> EXERCISE INPUTS:
________________________________________

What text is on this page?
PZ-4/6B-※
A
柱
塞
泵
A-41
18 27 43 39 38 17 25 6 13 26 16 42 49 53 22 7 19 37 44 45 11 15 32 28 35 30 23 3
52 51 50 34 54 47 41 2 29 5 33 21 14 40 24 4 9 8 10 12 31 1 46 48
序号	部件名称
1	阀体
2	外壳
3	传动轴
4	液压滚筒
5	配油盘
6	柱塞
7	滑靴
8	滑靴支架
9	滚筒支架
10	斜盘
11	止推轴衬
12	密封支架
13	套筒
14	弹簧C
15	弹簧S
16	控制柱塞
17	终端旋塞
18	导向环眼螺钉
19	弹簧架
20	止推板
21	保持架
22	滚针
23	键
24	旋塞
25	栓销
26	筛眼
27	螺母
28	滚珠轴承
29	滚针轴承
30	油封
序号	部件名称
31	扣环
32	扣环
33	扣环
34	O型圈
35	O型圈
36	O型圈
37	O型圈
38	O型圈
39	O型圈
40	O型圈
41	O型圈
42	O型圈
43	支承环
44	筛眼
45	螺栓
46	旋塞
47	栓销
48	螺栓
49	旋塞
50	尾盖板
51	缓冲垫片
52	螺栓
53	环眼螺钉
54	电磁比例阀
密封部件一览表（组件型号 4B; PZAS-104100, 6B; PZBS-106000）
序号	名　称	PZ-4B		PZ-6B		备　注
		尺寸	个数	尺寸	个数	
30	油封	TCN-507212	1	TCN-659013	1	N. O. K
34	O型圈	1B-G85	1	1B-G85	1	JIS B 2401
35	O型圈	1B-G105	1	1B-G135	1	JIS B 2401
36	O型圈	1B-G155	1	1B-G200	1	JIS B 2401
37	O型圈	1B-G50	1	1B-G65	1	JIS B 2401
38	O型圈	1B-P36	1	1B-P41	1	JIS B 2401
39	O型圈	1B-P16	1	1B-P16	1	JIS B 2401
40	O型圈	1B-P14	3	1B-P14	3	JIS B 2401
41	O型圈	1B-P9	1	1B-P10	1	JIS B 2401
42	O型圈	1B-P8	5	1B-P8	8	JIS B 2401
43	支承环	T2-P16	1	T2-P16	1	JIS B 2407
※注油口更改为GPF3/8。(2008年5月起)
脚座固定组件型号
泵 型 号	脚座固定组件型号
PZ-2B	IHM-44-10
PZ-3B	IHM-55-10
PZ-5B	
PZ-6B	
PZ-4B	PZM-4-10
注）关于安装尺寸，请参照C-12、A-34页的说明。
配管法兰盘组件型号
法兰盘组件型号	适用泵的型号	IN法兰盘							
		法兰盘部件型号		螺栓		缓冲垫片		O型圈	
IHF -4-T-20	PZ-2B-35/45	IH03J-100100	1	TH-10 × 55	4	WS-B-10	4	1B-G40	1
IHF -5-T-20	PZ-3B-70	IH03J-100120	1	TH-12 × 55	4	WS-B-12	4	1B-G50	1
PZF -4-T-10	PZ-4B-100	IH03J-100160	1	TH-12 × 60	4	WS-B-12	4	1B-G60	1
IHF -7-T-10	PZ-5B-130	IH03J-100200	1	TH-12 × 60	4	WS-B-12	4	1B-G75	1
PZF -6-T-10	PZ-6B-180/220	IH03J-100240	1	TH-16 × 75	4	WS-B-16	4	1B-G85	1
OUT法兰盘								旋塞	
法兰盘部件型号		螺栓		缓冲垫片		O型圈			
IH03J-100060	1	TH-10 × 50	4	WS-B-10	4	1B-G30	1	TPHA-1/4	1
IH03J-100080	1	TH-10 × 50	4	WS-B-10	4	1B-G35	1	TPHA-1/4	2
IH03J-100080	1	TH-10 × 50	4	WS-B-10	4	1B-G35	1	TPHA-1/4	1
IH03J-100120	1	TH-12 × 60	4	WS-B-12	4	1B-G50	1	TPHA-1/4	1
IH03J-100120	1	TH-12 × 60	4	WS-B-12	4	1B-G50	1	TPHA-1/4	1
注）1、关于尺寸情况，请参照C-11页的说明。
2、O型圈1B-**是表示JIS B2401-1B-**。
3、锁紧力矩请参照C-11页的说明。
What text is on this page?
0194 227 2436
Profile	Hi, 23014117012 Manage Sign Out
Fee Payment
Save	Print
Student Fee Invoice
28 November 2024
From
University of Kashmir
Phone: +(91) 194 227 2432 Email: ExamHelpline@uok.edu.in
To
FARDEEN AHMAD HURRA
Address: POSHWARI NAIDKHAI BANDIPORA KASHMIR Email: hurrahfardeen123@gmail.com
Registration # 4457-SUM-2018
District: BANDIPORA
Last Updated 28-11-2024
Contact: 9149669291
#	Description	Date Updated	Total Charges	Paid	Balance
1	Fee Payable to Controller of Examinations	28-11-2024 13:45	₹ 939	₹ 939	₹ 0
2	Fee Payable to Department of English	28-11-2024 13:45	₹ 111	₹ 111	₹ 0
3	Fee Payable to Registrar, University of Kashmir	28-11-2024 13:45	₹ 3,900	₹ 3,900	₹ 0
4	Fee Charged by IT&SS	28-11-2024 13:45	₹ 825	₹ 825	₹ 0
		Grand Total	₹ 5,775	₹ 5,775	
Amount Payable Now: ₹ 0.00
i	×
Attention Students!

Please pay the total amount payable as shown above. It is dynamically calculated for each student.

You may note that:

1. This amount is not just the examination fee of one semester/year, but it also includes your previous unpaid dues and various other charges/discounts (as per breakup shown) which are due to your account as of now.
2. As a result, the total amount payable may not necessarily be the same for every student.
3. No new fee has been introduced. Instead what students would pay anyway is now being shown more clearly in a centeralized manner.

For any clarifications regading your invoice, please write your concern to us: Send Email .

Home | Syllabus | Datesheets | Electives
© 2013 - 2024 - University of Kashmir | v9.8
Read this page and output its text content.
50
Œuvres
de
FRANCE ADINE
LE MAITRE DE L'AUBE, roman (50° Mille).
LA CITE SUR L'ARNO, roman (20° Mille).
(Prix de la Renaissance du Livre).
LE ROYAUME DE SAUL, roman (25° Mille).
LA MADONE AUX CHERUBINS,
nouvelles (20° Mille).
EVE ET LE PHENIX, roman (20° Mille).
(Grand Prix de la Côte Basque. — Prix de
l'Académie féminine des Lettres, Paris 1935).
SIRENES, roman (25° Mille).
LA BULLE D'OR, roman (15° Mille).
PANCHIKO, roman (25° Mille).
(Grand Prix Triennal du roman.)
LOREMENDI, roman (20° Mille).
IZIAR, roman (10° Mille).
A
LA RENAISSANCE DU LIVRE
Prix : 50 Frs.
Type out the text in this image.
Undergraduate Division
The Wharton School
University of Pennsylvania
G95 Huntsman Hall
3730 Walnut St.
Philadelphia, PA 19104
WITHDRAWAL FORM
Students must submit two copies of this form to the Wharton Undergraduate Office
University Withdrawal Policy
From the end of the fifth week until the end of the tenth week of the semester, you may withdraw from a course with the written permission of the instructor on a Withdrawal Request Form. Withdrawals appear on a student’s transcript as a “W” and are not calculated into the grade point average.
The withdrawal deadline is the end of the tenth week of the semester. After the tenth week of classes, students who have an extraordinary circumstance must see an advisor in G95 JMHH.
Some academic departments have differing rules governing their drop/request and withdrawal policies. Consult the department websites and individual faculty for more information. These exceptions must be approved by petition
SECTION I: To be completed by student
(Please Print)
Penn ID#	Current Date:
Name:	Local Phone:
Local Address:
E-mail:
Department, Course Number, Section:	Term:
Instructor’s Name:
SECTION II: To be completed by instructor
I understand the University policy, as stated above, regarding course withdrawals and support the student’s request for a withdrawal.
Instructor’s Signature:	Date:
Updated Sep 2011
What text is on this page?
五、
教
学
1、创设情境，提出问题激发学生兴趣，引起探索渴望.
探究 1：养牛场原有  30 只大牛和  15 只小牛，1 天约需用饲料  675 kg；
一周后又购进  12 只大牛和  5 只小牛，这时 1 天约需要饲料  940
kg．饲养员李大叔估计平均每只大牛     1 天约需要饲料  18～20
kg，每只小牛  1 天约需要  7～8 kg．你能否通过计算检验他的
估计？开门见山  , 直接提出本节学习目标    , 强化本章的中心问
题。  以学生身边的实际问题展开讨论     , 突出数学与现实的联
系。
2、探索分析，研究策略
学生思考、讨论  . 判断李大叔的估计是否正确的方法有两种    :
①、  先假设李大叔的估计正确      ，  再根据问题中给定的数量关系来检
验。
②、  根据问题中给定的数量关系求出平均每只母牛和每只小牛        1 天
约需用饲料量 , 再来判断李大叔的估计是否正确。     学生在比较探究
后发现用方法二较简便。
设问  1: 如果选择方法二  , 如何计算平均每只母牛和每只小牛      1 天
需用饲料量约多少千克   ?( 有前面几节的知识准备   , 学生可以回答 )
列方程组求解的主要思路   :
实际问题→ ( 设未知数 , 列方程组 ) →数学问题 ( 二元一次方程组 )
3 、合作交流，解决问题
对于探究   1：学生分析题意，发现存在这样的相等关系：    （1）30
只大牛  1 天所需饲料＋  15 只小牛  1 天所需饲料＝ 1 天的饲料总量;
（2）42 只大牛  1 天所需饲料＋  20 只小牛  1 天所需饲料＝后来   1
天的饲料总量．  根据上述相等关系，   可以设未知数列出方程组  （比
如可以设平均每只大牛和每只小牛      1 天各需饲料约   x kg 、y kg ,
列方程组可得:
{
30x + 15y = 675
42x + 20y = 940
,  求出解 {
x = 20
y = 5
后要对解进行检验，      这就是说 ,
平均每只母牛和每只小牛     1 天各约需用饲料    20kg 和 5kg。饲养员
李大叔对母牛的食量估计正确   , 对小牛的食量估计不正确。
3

________________________________________

> WHAT NEEDS TO BE DONE:
Which lines above hold the word "TPHA"? Copy each of them.

> FULL ANSWER:
IH03J-100060	1	TH-10 × 50	4	WS-B-10	4	1B-G30	1	TPHA-1/4	1
IH03J-100080	1	TH-10 × 50	4	WS-B-10	4	1B-G35	1	TPHA-1/4	2
IH03J-100080	1	TH-10 × 50	4	WS-B-10	4	1B-G35	1	TPHA-1/4	1
IH03J-100120	1	TH-12 × 60	4	WS-B-12	4	1B-G50	1	TPHA-1/4	1
IH03J-100120	1	TH-12 × 60	4	WS-B-12	4	1B-G50	1	TPHA-1/4	1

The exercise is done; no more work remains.